--- START Given records ---
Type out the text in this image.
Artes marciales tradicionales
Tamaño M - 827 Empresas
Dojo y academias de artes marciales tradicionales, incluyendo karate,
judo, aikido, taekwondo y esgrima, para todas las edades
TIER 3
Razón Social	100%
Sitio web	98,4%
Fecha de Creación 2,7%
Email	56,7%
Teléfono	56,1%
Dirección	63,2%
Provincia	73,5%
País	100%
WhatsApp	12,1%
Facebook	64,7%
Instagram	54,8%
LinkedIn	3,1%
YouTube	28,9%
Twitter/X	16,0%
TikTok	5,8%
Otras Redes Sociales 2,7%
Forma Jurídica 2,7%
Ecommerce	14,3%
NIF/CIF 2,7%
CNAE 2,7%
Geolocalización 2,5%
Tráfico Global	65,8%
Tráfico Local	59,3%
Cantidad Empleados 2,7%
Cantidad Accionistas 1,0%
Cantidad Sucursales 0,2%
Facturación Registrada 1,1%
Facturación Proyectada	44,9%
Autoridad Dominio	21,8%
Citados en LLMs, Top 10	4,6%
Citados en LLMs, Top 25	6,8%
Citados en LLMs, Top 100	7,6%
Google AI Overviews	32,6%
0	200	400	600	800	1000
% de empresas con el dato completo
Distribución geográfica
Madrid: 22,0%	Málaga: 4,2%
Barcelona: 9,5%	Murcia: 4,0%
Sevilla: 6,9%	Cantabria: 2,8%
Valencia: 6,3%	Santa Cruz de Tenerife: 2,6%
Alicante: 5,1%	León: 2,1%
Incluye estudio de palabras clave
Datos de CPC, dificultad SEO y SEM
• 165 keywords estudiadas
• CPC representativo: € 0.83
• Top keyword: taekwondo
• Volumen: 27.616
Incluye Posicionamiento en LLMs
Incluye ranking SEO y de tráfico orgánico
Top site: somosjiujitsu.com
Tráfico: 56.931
--- END Given records ---
Given problem:
Give the data again, exactly as it stands.

Answer to this exercise:
Type out the text in this image.
Artes marciales tradicionales
Tamaño M - 827 Empresas
Dojo y academias de artes marciales tradicionales, incluyendo karate,
judo, aikido, taekwondo y esgrima, para todas las edades
TIER 3
Razón Social	100%
Sitio web	98,4%
Fecha de Creación 2,7%
Email	56,7%
Teléfono	56,1%
Dirección	63,2%
Provincia	73,5%
País	100%
WhatsApp	12,1%
Facebook	64,7%
Instagram	54,8%
LinkedIn	3,1%
YouTube	28,9%
Twitter/X	16,0%
TikTok	5,8%
Otras Redes Sociales 2,7%
Forma Jurídica 2,7%
Ecommerce	14,3%
NIF/CIF 2,7%
CNAE 2,7%
Geolocalización 2,5%
Tráfico Global	65,8%
Tráfico Local	59,3%
Cantidad Empleados 2,7%
Cantidad Accionistas 1,0%
Cantidad Sucursales 0,2%
Facturación Registrada 1,1%
Facturación Proyectada	44,9%
Autoridad Dominio	21,8%
Citados en LLMs, Top 10	4,6%
Citados en LLMs, Top 25	6,8%
Citados en LLMs, Top 100	7,6%
Google AI Overviews	32,6%
0	200	400	600	800	1000
% de empresas con el dato completo
Distribución geográfica
Madrid: 22,0%	Málaga: 4,2%
Barcelona: 9,5%	Murcia: 4,0%
Sevilla: 6,9%	Cantabria: 2,8%
Valencia: 6,3%	Santa Cruz de Tenerife: 2,6%
Alicante: 5,1%	León: 2,1%
Incluye estudio de palabras clave
Datos de CPC, dificultad SEO y SEM
• 165 keywords estudiadas
• CPC representativo: € 0.83
• Top keyword: taekwondo
• Volumen: 27.616
Incluye Posicionamiento en LLMs
Incluye ranking SEO y de tráfico orgánico
Top site: somosjiujitsu.com
Tráfico: 56.931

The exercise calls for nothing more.